■ TASK GOAL
Look through the data below. Show each line where the string "ALARM" occurs.

[start of MATERIAL FOR THIS TASK]

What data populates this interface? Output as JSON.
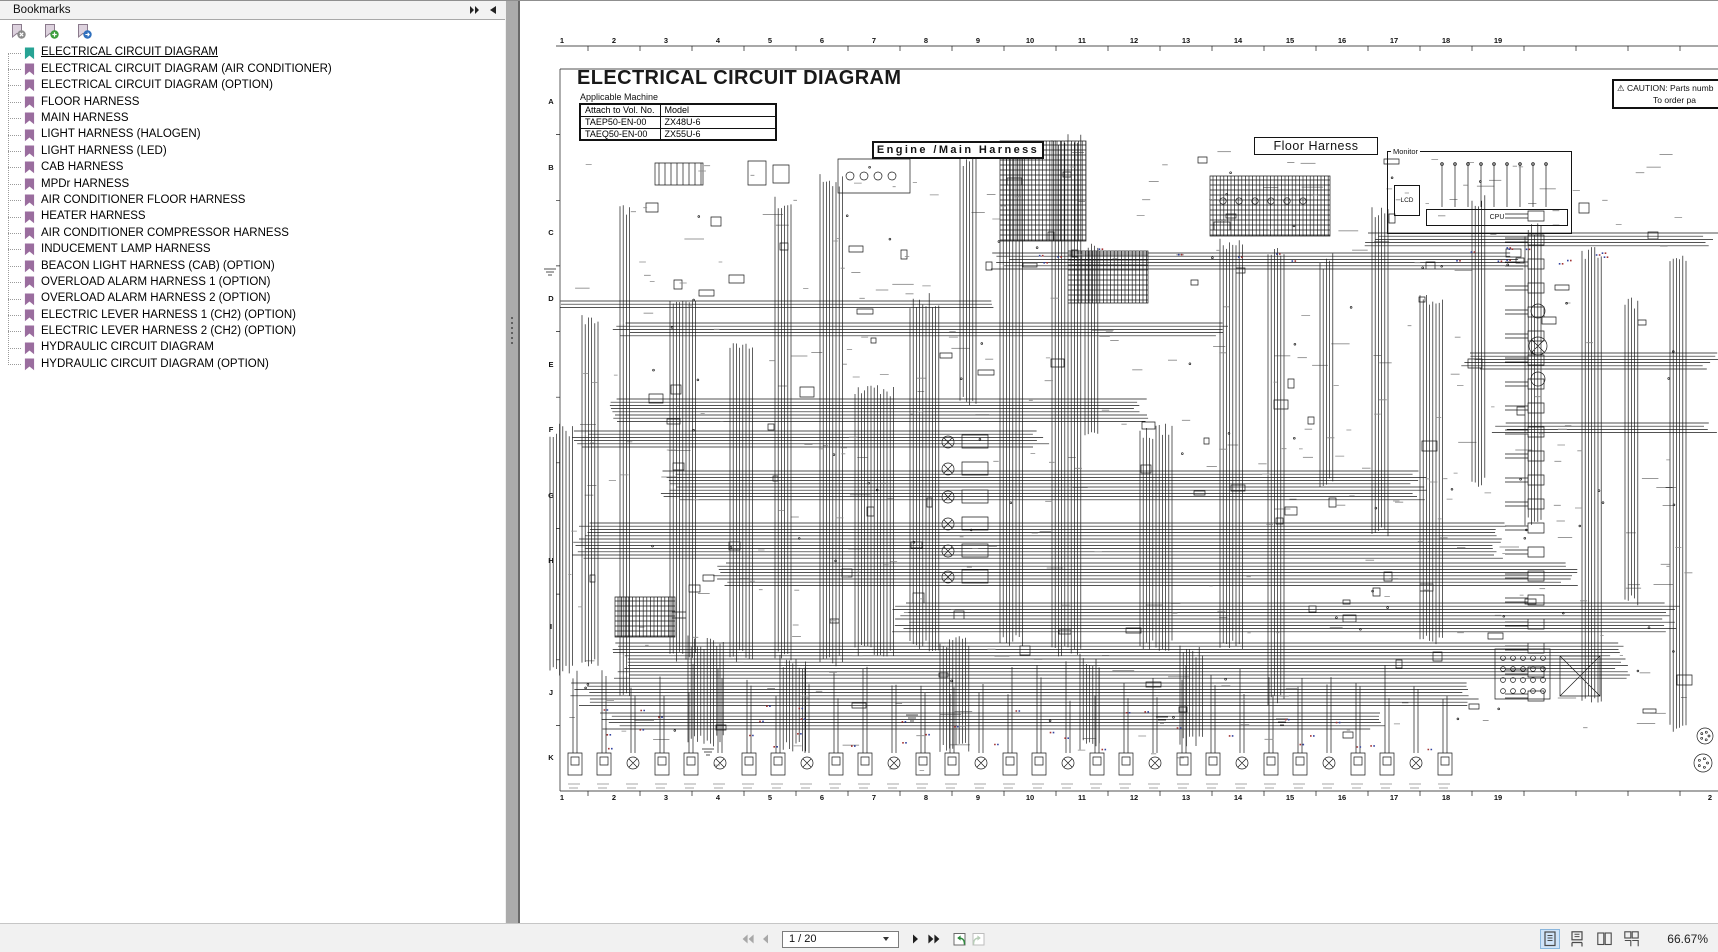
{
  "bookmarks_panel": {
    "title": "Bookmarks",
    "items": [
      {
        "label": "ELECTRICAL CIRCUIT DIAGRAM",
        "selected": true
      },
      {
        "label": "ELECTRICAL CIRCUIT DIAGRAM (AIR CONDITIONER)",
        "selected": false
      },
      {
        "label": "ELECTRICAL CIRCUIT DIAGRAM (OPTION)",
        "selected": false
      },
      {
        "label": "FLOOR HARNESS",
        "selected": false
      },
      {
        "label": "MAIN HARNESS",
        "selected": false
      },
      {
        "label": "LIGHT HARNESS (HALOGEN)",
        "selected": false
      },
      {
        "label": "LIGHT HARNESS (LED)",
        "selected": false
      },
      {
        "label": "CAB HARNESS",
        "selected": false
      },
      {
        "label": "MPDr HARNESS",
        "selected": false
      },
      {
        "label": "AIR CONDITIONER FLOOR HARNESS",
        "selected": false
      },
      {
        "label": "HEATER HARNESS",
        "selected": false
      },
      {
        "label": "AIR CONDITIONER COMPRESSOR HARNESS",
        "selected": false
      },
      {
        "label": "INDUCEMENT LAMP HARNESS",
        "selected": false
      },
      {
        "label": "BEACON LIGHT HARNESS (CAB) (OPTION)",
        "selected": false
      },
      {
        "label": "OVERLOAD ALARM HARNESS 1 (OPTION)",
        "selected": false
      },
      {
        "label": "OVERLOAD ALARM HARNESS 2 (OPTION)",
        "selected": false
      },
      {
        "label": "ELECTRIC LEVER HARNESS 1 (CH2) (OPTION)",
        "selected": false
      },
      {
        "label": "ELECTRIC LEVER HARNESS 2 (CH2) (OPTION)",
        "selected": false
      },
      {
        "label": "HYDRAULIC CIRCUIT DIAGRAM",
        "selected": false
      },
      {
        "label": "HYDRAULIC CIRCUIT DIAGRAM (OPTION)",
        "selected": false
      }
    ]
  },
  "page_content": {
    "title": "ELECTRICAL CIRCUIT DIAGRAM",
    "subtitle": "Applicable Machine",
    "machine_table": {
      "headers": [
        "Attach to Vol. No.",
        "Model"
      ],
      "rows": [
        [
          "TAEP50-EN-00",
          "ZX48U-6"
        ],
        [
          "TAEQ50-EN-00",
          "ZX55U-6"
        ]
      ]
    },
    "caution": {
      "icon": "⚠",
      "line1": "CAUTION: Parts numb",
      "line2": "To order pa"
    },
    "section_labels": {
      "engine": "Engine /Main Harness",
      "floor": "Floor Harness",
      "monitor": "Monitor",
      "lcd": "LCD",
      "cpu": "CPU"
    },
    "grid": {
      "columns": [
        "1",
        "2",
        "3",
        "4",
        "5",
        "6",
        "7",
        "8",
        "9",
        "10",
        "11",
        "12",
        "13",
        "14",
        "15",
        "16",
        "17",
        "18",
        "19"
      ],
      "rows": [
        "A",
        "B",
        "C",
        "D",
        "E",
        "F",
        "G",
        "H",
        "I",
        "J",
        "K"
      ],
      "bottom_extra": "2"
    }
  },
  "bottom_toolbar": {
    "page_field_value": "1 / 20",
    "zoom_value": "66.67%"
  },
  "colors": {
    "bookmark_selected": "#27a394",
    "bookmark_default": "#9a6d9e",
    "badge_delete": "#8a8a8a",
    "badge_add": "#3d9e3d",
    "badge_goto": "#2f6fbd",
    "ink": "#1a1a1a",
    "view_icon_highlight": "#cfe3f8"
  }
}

[end of MATERIAL FOR THIS TASK]
[start of MATERIAL FOR THIS TASK]

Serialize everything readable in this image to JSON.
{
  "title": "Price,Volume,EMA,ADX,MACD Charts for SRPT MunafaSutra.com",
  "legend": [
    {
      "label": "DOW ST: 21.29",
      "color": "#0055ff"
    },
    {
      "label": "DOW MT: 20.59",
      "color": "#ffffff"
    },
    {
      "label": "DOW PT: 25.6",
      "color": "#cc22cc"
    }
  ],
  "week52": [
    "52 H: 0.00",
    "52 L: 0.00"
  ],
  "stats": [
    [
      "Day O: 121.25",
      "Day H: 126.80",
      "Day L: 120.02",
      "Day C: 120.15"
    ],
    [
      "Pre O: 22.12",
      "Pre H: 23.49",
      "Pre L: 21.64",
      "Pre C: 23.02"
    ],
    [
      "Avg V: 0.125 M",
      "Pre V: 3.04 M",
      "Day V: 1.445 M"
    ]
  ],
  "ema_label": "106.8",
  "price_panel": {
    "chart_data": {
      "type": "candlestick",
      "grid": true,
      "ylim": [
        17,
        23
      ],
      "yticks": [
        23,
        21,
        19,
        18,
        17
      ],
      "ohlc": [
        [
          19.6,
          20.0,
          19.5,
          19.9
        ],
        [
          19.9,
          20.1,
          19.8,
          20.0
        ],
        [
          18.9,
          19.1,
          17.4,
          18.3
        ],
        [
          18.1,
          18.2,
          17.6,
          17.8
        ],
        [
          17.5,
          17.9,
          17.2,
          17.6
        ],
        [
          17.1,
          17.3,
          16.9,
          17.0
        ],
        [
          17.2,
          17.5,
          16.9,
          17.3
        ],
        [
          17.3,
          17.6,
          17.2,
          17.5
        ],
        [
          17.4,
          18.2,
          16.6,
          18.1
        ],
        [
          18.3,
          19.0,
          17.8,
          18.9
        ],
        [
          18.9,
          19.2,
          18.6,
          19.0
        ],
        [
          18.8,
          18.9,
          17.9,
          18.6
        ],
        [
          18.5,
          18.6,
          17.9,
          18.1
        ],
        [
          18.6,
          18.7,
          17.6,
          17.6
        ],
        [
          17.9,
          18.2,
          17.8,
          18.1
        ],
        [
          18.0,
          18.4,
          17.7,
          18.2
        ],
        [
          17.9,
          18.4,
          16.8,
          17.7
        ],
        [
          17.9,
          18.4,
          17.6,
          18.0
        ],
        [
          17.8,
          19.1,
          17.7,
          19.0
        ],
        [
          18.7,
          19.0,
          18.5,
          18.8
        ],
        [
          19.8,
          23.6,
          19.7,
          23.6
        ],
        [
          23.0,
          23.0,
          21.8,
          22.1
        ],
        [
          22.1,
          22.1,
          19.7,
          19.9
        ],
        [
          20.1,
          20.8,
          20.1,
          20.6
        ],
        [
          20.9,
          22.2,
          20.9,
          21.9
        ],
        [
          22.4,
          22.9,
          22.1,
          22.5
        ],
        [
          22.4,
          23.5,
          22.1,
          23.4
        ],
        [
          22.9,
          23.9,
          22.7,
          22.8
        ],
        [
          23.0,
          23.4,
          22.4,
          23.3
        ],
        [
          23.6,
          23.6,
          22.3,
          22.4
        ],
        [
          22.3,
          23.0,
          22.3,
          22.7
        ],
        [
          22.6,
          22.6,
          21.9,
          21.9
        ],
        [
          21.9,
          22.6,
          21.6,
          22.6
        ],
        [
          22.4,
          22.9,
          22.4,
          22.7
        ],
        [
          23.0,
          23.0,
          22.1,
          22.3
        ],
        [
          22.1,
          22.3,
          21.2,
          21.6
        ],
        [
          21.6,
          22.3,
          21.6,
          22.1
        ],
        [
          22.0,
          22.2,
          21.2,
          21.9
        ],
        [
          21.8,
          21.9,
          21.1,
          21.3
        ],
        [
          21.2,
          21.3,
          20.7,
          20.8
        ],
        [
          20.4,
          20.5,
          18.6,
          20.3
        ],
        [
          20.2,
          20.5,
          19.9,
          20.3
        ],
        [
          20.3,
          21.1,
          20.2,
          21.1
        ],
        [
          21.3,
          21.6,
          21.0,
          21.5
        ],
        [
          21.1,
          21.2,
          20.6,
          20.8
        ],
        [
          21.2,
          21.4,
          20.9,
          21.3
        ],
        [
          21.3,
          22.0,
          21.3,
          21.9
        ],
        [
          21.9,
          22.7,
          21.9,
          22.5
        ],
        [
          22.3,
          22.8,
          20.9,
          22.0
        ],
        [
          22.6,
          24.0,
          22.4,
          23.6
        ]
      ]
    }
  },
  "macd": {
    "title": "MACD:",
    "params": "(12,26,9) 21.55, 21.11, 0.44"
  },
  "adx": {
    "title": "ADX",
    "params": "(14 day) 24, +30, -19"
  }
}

[end of MATERIAL FOR THIS TASK]
[start of MATERIAL FOR THIS TASK]

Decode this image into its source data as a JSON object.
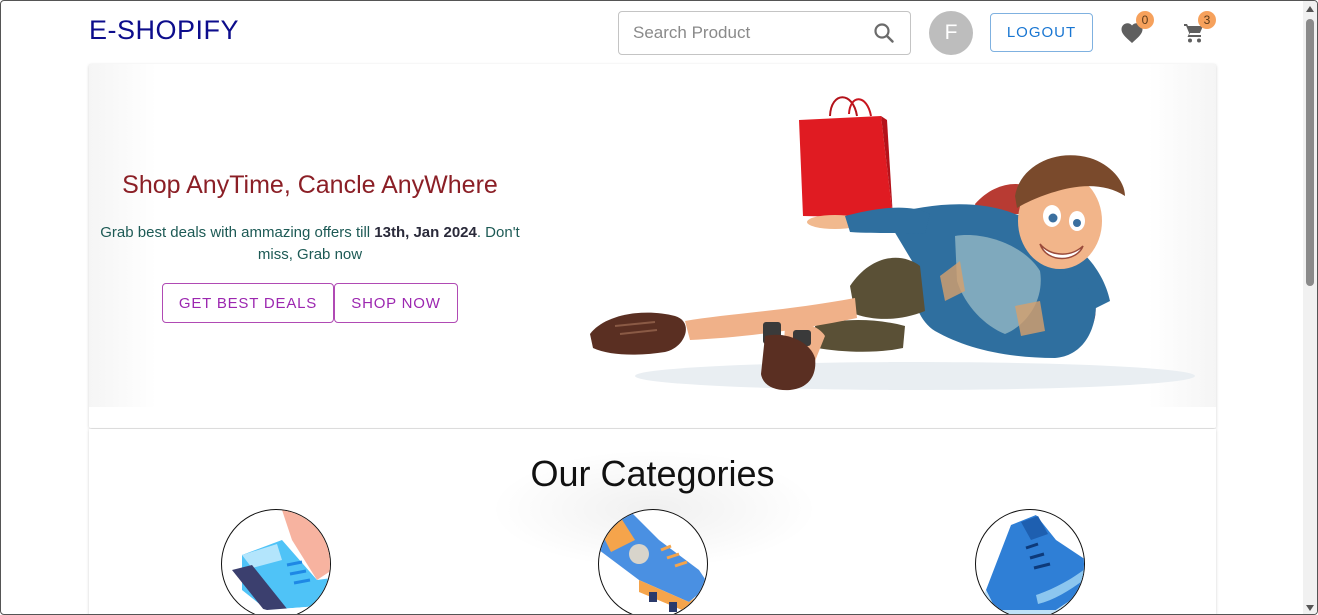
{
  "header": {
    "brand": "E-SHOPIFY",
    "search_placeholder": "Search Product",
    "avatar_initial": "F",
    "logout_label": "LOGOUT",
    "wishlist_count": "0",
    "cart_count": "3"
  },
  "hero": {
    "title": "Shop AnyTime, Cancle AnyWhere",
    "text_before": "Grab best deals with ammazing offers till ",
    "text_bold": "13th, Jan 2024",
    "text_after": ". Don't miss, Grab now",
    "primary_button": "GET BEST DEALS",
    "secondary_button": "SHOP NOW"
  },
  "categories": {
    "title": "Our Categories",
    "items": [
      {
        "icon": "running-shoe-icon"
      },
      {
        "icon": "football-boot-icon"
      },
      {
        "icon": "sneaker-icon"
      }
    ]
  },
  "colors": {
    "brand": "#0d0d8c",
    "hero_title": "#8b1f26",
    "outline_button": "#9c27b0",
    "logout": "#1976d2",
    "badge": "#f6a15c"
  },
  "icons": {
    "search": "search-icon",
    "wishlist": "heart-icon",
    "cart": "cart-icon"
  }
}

[end of MATERIAL FOR THIS TASK]

■ SOLUTION
        "label": "OVERLOAD ALARM HARNESS 1 (OPTION)",
        "label": "OVERLOAD ALARM HARNESS 2 (OPTION)",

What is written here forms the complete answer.